┏━━
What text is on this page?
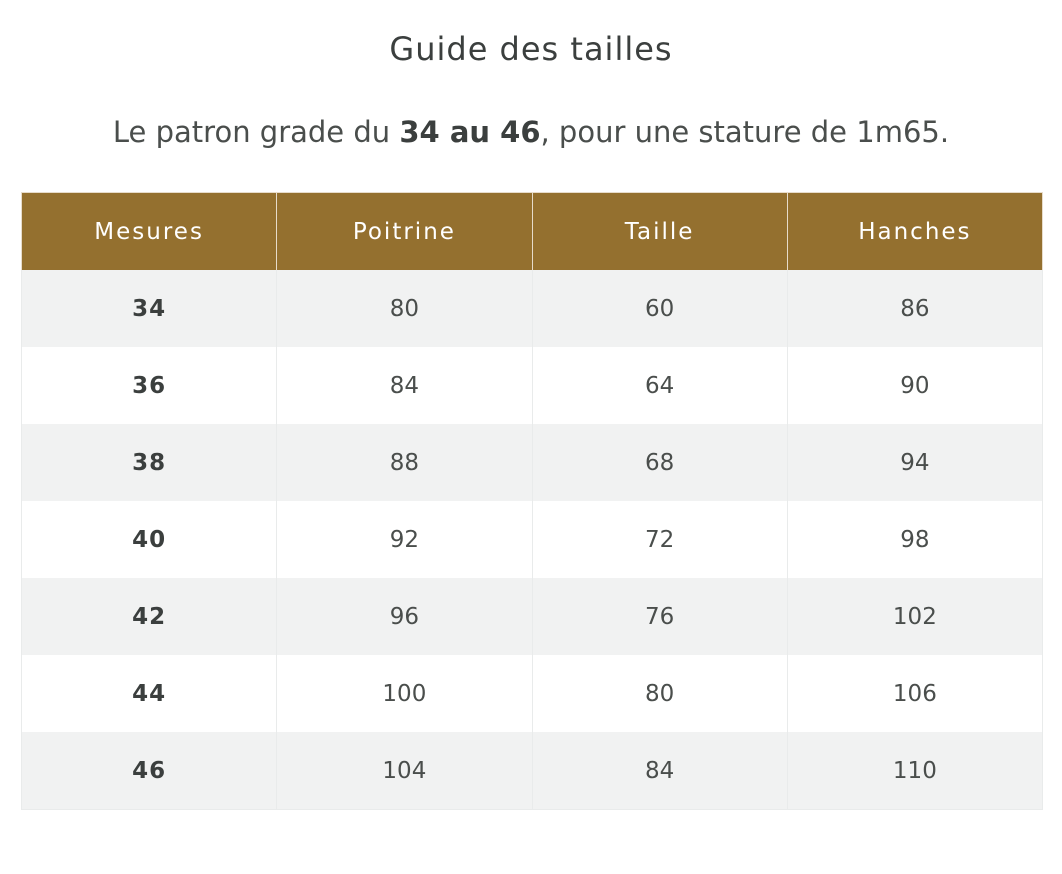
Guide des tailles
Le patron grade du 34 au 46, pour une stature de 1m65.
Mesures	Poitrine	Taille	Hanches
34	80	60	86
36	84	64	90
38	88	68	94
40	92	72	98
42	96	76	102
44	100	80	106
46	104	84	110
┗━━
→ Task details
Restate the listing above word for word, and skip the pictures.

→ Written answer
What text is on this page?
Guide des tailles
Le patron grade du 34 au 46, pour une stature de 1m65.
Mesures	Poitrine	Taille	Hanches
34	80	60	86
36	84	64	90
38	88	68	94
40	92	72	98
42	96	76	102
44	100	80	106
46	104	84	110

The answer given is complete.